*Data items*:
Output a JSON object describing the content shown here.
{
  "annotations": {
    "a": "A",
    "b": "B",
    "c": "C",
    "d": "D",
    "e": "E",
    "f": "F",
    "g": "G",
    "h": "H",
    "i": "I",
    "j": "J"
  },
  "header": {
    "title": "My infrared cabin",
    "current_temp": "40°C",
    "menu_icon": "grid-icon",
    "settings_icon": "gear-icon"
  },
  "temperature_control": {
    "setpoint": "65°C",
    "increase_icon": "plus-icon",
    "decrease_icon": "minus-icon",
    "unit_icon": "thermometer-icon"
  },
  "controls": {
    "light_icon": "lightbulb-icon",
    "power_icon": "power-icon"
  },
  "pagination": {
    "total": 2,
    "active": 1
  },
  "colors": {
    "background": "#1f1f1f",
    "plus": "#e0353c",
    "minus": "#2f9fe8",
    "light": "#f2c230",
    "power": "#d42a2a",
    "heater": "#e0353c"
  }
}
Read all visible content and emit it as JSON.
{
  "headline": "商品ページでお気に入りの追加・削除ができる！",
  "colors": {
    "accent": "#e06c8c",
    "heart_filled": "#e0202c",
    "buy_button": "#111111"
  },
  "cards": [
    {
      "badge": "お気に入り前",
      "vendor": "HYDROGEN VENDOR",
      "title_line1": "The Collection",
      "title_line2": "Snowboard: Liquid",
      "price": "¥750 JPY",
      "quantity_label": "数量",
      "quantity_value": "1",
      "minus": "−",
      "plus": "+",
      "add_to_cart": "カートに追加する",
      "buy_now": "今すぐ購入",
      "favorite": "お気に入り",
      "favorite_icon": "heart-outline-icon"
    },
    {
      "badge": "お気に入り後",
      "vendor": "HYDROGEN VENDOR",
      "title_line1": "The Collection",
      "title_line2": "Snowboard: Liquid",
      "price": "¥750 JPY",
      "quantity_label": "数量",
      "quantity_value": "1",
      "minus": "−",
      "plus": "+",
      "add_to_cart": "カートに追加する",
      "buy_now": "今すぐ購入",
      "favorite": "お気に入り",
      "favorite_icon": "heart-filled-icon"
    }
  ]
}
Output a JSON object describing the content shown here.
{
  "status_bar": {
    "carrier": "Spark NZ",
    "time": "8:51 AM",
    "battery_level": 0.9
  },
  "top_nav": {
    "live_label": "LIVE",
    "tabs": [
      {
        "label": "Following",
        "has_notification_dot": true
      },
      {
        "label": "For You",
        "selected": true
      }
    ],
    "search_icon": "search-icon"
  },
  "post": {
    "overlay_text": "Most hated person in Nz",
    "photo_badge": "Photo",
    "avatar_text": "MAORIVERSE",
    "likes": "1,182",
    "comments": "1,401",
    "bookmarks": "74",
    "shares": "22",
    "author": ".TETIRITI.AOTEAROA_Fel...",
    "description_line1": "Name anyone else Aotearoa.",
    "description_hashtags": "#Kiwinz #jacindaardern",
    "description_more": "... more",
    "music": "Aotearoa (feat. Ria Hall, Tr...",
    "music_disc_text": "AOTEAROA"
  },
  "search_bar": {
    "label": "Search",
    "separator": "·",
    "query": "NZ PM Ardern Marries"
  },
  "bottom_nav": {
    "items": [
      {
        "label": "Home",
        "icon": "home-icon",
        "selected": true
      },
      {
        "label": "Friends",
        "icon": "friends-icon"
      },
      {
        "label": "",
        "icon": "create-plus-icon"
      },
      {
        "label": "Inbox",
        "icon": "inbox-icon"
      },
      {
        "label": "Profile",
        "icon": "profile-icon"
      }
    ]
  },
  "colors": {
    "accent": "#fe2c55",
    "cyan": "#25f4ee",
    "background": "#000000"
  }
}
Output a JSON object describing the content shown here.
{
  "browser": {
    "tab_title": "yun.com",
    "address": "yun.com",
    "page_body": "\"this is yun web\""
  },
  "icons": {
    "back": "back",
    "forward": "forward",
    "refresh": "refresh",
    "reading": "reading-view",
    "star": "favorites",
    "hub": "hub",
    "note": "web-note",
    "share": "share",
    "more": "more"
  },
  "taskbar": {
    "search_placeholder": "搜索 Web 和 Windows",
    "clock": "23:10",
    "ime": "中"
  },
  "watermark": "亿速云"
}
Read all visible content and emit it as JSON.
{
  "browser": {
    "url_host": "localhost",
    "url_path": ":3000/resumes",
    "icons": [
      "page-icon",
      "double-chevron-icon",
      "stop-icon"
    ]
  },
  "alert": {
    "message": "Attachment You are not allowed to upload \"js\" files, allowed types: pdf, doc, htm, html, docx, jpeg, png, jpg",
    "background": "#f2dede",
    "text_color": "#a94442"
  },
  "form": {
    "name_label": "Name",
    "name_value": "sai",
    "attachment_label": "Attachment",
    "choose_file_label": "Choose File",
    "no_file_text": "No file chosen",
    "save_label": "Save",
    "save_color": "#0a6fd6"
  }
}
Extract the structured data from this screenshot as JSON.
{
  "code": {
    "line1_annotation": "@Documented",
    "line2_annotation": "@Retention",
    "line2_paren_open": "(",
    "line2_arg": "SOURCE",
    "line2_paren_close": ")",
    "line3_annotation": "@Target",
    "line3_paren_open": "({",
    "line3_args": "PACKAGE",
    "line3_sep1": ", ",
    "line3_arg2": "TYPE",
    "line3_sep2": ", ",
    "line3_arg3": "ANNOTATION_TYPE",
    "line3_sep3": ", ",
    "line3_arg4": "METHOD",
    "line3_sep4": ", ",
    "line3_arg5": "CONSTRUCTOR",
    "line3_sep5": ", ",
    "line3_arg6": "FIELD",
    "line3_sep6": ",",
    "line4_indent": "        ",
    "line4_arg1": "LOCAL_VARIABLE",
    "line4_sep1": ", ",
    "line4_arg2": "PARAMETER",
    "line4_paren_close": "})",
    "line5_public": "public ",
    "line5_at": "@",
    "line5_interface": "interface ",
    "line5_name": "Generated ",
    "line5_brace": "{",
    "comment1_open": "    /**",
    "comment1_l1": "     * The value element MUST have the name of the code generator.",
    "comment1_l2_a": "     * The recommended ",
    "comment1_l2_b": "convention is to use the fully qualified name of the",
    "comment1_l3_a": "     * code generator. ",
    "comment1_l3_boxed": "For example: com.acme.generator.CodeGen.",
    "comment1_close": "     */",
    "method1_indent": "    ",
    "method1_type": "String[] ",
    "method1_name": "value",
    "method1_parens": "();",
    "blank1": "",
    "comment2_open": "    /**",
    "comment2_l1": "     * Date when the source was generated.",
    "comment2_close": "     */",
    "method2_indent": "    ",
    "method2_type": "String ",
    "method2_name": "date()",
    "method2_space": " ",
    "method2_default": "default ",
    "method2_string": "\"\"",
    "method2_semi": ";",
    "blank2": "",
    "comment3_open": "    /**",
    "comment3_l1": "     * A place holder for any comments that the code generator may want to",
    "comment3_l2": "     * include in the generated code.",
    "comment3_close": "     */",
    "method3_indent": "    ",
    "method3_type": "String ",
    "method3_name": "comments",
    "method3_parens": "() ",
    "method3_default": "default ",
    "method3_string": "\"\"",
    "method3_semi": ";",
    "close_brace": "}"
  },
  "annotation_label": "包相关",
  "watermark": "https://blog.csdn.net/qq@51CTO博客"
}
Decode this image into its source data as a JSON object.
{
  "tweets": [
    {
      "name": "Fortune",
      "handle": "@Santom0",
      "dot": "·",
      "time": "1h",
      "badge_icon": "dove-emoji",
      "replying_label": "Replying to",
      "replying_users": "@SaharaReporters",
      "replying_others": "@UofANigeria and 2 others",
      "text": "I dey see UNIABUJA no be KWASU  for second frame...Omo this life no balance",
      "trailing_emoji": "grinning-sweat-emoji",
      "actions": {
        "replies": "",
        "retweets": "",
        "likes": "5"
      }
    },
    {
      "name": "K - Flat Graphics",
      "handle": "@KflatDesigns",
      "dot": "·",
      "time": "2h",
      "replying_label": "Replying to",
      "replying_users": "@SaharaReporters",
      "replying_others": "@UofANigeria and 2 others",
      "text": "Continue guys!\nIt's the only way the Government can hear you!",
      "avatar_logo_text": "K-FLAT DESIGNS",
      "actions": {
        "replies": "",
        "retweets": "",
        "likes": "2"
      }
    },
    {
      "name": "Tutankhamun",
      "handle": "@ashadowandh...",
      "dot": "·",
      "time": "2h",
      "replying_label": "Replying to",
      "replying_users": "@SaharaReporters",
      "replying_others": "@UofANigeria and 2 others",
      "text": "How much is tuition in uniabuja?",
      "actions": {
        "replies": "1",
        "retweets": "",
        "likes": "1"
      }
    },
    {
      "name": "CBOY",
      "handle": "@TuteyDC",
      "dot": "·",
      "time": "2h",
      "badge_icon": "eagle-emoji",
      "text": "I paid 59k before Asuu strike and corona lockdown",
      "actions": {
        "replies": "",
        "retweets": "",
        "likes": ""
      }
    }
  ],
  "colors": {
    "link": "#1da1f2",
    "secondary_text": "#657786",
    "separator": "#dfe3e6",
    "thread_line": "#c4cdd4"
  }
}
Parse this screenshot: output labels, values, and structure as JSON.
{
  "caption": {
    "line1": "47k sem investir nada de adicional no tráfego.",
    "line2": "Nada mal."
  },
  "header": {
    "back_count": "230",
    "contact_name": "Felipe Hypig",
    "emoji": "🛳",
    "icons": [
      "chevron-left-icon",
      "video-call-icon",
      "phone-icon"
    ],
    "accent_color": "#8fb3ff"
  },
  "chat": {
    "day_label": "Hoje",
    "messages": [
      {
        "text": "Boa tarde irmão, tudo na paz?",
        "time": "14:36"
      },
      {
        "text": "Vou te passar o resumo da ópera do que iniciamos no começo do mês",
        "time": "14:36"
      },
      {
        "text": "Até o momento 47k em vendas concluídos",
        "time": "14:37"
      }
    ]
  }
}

*Work instructions*:
Gather up every line from the listing above in which the word "minus" occurs.

*Answer to this exercise*:
    "decrease_icon": "minus-icon",
    "minus": "#2f9fe8",
      "minus": "−",
      "minus": "−",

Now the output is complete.